Task description -> Below are some records; retype all of them exactly.

Records from a data collection ->
----

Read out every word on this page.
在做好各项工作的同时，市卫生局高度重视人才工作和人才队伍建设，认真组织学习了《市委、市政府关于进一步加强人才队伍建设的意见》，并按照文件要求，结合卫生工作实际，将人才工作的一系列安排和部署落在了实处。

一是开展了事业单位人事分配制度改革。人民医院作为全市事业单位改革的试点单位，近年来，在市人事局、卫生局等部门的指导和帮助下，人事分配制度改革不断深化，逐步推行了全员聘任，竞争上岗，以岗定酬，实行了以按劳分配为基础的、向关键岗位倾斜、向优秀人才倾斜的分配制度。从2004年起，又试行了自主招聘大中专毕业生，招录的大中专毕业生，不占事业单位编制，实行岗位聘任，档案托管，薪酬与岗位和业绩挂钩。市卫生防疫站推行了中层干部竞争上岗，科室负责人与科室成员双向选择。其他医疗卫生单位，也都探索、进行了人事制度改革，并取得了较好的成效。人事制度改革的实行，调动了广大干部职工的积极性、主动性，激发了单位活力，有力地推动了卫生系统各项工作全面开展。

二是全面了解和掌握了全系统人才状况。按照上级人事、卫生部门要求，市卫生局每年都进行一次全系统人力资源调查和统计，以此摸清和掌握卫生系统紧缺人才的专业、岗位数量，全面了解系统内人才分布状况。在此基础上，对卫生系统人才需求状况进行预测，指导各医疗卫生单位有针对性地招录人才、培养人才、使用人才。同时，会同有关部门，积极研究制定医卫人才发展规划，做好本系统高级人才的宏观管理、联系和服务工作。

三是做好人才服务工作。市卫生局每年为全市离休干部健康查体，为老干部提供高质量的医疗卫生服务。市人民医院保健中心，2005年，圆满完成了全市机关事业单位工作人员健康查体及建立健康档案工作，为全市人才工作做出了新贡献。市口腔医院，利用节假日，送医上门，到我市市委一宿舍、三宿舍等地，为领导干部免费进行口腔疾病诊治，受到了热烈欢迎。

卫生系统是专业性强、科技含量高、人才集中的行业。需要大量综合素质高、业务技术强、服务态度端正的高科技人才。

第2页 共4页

----

Solution ->
Read out every word on this page.
在做好各项工作的同时，市卫生局高度重视人才工作和人才队伍建设，认真组织学习了《市委、市政府关于进一步加强人才队伍建设的意见》，并按照文件要求，结合卫生工作实际，将人才工作的一系列安排和部署落在了实处。

一是开展了事业单位人事分配制度改革。人民医院作为全市事业单位改革的试点单位，近年来，在市人事局、卫生局等部门的指导和帮助下，人事分配制度改革不断深化，逐步推行了全员聘任，竞争上岗，以岗定酬，实行了以按劳分配为基础的、向关键岗位倾斜、向优秀人才倾斜的分配制度。从2004年起，又试行了自主招聘大中专毕业生，招录的大中专毕业生，不占事业单位编制，实行岗位聘任，档案托管，薪酬与岗位和业绩挂钩。市卫生防疫站推行了中层干部竞争上岗，科室负责人与科室成员双向选择。其他医疗卫生单位，也都探索、进行了人事制度改革，并取得了较好的成效。人事制度改革的实行，调动了广大干部职工的积极性、主动性，激发了单位活力，有力地推动了卫生系统各项工作全面开展。

二是全面了解和掌握了全系统人才状况。按照上级人事、卫生部门要求，市卫生局每年都进行一次全系统人力资源调查和统计，以此摸清和掌握卫生系统紧缺人才的专业、岗位数量，全面了解系统内人才分布状况。在此基础上，对卫生系统人才需求状况进行预测，指导各医疗卫生单位有针对性地招录人才、培养人才、使用人才。同时，会同有关部门，积极研究制定医卫人才发展规划，做好本系统高级人才的宏观管理、联系和服务工作。

三是做好人才服务工作。市卫生局每年为全市离休干部健康查体，为老干部提供高质量的医疗卫生服务。市人民医院保健中心，2005年，圆满完成了全市机关事业单位工作人员健康查体及建立健康档案工作，为全市人才工作做出了新贡献。市口腔医院，利用节假日，送医上门，到我市市委一宿舍、三宿舍等地，为领导干部免费进行口腔疾病诊治，受到了热烈欢迎。

卫生系统是专业性强、科技含量高、人才集中的行业。需要大量综合素质高、业务技术强、服务态度端正的高科技人才。

第2页 共4页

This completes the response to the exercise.